[Text extract]
☆ ☆ ☆ ☆ ☆

Using a Python library (e.g. BeautifulSoup/Scrapy/...) to crawl data from a web page (e.g. vnexpress, tuoitre, kenh14...) and give some statistical information:
- Which classes/tags that indicate the place of content.
- Sort the classes/tags in the descending order of frequency in a website.
- Pick the most frequent class/tag in the list and write its contents into files.
Input:
- List of documents as listed out from from the assignment 1 (e.g. title / summary / content of a newspaper).
- Query in boolean format: 'MU' AND 'Liverpool'
Output: list of relevant documents based on input query.
Input:
- List of documents in the assignment 1.
- Query string (free style)
Ouput:
- Relevant documents
Content: Evaluation of an Information Retrieval System.
- PREPARING
1.1. Go to https://archive.ics.uci.edu/ml/machine-learning-databases/20newsgroups-mld/ to download 20_newsgroups.tar.gz file and extract it.
1.2. Merge all articles into one collection.
- INDEXING
2.1. Perform building index for the text collection using learned techniques.
- EVALUATION
3.1. Build a set of queries of your own with the following conditions:
- Each query belongs to only one class of the original dataset
- There is not any class belonging to no query.
3.2. Perform retrieval using that set of query, output the performance by:
- Render the graph of Precision/Recall curve.
- Print out other measures: F-measure, MAP
The Relevance of each retrieved document is determined by this rule:
- 1 if that document contains at least one words of the query AND that document belongs to the same class/category as the query
- 0 otherwise

☆ ☆ ☆ ☆ ☆

[Records supplied]
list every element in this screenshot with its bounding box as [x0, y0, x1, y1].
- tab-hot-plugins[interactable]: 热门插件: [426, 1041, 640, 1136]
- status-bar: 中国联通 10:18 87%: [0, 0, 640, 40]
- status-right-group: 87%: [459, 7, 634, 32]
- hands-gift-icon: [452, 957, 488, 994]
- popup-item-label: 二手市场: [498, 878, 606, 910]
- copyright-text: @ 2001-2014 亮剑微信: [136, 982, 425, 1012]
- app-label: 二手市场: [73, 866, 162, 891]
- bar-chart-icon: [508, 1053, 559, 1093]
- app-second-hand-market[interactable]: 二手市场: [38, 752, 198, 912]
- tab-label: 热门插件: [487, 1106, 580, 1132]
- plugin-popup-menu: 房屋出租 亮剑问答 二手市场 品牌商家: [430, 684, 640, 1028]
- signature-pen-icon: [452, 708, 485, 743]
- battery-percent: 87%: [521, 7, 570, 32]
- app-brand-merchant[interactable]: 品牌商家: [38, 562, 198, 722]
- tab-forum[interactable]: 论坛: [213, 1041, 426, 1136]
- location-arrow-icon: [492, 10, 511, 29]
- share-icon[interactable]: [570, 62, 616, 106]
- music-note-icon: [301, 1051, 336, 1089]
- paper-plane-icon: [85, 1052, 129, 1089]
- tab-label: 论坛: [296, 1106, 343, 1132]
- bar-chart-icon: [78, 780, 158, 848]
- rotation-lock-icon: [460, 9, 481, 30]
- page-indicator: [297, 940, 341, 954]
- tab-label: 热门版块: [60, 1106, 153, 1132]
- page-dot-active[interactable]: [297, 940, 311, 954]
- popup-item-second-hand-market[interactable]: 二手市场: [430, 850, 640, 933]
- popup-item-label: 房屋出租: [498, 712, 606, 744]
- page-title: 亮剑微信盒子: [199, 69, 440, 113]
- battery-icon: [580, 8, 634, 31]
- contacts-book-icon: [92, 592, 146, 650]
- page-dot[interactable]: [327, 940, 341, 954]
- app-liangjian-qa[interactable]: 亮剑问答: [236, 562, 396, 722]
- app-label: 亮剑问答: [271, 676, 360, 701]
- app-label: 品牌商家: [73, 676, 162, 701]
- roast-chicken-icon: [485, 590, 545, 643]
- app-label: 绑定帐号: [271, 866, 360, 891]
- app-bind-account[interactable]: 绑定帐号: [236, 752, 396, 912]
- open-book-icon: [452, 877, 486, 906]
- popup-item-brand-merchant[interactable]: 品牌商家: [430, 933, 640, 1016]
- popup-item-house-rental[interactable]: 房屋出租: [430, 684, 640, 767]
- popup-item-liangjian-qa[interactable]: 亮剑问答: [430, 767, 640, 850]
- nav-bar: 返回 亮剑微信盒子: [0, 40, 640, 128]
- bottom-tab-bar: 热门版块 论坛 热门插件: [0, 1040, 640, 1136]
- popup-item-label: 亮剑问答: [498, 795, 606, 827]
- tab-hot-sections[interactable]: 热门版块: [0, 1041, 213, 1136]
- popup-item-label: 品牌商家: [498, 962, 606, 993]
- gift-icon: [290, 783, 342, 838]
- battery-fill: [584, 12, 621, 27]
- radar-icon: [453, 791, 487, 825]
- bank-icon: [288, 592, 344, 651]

☆ ☆ ☆ ☆ ☆

[Set exercise]
Answer these from the assignment text:
1. What example query in boolean format does it give?
2. Which file does the preparing step say to download?
3. Besides the Precision/Recall curve, which measures must be printed?

[Written response]
1. 'MU' AND 'Liverpool'
2. 20_newsgroups.tar.gz
3. F-measure and MAP